** Input rows **
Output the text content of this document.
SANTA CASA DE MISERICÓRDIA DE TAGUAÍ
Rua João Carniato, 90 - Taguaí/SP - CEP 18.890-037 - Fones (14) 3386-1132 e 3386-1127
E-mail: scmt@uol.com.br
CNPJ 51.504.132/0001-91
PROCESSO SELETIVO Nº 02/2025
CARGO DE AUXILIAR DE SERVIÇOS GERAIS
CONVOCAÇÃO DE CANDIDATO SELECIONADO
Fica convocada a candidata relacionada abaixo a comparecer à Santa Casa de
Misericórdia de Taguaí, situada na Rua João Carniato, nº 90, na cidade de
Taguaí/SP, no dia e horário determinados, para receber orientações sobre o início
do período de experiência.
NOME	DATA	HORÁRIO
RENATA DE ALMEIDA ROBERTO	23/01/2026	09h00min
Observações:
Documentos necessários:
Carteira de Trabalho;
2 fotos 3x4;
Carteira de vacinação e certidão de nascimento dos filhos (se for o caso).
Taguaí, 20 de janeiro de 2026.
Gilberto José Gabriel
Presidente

** Goal **
Repeat the records above exactly as they appear.

** Result of this task **
Output the text content of this document.
SANTA CASA DE MISERICÓRDIA DE TAGUAÍ
Rua João Carniato, 90 - Taguaí/SP - CEP 18.890-037 - Fones (14) 3386-1132 e 3386-1127
E-mail: scmt@uol.com.br
CNPJ 51.504.132/0001-91
PROCESSO SELETIVO Nº 02/2025
CARGO DE AUXILIAR DE SERVIÇOS GERAIS
CONVOCAÇÃO DE CANDIDATO SELECIONADO
Fica convocada a candidata relacionada abaixo a comparecer à Santa Casa de
Misericórdia de Taguaí, situada na Rua João Carniato, nº 90, na cidade de
Taguaí/SP, no dia e horário determinados, para receber orientações sobre o início
do período de experiência.
NOME	DATA	HORÁRIO
RENATA DE ALMEIDA ROBERTO	23/01/2026	09h00min
Observações:
Documentos necessários:
Carteira de Trabalho;
2 fotos 3x4;
Carteira de vacinação e certidão de nascimento dos filhos (se for o caso).
Taguaí, 20 de janeiro de 2026.
Gilberto José Gabriel
Presidente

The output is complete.